++++ RECORDS PROVIDED ++++
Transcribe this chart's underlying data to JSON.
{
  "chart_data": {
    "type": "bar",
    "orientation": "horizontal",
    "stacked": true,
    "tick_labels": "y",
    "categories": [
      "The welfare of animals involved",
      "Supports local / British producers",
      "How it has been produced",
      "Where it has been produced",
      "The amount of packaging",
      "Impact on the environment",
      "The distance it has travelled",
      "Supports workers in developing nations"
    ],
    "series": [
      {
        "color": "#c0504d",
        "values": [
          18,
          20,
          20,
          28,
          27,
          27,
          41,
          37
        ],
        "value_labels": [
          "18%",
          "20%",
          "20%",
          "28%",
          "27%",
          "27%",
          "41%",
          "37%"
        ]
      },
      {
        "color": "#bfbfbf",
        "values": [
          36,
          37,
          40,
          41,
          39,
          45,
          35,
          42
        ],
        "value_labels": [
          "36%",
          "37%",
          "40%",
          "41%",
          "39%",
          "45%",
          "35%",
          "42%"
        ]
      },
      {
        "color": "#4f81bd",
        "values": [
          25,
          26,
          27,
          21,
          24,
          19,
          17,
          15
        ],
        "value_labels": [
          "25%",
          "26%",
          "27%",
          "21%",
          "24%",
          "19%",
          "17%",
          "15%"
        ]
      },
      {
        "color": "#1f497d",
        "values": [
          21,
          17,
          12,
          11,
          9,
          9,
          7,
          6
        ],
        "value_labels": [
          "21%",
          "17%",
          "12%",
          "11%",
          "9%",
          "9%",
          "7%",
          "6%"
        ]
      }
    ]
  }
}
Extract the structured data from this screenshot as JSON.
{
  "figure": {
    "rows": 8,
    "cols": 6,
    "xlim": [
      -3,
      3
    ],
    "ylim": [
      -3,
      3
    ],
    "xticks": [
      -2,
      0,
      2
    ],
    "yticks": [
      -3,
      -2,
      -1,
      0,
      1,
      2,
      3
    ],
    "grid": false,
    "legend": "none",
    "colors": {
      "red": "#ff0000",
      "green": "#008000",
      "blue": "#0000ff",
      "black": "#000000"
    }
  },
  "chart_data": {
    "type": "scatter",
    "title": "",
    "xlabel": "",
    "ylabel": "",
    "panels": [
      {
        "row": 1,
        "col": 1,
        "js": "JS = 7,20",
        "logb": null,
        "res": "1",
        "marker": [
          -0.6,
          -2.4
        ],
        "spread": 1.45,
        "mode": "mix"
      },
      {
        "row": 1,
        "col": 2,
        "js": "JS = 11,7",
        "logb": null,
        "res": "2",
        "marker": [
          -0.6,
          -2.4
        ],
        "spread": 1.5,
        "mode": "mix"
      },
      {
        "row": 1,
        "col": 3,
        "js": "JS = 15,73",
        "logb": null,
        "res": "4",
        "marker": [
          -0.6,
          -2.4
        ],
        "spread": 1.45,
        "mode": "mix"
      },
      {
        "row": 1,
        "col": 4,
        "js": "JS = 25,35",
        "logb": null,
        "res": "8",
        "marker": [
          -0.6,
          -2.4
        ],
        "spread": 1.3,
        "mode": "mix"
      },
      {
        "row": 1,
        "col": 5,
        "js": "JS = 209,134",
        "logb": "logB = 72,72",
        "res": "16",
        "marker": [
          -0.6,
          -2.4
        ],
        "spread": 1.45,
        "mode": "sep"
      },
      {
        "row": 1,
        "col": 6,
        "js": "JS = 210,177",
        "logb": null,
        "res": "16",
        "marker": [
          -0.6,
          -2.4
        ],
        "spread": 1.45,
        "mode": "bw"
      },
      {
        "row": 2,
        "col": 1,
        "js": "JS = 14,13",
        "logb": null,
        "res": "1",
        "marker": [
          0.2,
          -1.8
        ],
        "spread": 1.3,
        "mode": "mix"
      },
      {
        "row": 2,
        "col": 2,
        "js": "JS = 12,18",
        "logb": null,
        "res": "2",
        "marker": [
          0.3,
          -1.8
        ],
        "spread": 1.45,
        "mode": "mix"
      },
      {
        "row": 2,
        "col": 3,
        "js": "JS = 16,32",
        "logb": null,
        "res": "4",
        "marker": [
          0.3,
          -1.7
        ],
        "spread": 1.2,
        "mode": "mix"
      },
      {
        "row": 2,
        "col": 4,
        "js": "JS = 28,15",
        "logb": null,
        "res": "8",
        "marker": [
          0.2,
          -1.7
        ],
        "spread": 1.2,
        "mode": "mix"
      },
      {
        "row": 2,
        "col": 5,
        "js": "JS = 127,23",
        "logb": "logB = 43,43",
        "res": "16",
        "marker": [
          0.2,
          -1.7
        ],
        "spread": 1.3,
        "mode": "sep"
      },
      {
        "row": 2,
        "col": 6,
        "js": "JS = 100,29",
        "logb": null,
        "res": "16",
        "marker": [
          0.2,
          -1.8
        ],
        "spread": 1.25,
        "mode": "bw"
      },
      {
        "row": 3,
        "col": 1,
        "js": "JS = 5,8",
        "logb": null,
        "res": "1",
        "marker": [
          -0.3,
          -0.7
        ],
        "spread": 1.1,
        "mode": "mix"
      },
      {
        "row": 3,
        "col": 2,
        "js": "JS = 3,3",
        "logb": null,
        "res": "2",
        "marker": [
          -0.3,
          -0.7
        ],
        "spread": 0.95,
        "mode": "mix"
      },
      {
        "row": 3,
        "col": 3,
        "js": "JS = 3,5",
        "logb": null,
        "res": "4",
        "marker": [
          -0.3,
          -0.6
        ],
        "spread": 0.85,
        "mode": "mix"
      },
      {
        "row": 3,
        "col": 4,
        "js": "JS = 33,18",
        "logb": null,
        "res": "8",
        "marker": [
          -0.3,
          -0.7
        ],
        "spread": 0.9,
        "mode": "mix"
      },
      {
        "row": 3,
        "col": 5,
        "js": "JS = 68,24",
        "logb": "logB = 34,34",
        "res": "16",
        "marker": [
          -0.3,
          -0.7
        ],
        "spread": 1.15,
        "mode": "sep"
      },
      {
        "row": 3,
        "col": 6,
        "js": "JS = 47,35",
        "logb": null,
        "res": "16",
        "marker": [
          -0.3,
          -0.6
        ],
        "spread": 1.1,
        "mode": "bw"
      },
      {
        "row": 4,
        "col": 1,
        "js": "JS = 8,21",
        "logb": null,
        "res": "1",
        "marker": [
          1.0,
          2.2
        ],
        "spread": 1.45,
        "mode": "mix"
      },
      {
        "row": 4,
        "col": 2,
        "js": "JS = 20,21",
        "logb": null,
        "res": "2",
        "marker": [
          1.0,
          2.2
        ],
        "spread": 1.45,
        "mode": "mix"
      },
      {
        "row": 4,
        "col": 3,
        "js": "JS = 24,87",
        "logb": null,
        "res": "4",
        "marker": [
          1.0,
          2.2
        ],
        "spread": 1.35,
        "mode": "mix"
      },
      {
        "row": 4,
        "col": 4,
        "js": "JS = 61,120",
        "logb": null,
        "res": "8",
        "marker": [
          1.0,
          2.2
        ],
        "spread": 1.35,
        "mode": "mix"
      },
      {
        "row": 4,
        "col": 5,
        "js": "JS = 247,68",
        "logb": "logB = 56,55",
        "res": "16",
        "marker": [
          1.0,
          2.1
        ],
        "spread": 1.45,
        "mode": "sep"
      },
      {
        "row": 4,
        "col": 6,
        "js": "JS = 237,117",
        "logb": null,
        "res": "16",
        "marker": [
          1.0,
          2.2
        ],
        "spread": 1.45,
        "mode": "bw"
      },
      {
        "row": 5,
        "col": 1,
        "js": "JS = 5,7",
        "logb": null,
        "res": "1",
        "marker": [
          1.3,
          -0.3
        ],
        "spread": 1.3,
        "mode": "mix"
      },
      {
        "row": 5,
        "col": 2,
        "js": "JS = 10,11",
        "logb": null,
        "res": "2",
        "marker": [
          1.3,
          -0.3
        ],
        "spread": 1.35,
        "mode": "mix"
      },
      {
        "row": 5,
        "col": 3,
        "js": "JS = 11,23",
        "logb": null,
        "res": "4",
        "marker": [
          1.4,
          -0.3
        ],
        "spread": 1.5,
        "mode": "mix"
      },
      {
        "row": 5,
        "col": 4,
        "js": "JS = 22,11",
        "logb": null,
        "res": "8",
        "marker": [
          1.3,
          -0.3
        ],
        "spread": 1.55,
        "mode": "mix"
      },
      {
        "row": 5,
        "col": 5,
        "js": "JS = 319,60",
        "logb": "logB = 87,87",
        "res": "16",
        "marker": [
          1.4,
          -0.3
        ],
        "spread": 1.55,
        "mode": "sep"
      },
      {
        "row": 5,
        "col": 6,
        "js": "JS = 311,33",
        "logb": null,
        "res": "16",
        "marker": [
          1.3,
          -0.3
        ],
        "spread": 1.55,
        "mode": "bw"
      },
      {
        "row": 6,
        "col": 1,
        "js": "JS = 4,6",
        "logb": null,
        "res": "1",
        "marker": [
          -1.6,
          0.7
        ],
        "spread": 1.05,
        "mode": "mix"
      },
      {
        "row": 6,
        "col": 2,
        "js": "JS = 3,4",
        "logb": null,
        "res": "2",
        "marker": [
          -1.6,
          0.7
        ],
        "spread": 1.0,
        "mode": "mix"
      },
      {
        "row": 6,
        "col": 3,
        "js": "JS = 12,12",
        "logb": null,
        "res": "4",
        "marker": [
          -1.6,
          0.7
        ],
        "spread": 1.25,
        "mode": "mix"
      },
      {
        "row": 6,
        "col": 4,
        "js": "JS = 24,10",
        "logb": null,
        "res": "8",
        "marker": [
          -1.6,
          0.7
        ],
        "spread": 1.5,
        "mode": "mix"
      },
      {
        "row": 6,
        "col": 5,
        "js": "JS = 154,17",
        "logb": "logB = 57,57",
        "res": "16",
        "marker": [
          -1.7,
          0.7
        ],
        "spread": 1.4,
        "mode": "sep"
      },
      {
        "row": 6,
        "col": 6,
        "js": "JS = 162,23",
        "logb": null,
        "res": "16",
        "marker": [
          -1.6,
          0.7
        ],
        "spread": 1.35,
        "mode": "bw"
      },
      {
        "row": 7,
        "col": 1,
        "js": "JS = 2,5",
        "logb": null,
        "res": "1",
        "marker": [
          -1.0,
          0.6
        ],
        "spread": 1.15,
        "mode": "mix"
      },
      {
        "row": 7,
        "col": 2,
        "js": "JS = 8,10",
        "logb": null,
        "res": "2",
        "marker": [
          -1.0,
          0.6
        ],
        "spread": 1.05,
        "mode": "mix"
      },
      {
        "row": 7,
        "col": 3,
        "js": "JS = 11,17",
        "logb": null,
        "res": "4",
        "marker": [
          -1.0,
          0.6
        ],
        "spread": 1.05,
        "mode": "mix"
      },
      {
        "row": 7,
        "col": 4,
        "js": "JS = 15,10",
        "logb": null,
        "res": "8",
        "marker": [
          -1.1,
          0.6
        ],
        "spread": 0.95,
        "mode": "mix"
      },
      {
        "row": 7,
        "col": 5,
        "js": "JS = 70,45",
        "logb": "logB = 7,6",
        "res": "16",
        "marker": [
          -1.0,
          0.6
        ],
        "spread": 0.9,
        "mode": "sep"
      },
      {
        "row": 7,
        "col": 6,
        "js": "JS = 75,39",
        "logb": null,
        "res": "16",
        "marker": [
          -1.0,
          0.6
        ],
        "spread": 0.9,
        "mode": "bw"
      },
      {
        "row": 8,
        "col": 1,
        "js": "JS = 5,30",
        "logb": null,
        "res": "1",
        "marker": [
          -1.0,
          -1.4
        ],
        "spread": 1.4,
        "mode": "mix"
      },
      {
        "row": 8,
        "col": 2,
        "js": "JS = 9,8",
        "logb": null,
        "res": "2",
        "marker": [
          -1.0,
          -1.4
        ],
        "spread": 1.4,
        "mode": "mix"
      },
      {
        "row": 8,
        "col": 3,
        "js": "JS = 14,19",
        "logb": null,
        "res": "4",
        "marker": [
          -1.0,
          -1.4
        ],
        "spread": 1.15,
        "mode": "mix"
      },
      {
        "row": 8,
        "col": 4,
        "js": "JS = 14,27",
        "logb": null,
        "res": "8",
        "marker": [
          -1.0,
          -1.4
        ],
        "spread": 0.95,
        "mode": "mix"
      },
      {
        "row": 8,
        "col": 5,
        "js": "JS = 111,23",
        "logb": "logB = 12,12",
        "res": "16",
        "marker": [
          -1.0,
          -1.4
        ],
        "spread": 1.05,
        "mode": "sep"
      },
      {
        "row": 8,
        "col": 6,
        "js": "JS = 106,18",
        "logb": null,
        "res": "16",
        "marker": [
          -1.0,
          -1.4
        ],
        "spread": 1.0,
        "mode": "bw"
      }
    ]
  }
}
++++
### [TASK PROMPT]
Write out every line of the listing that holds the word "Supports".

### [RESPONSE BELOW]
      "Supports local / British producers",
      "Supports workers in developing nations"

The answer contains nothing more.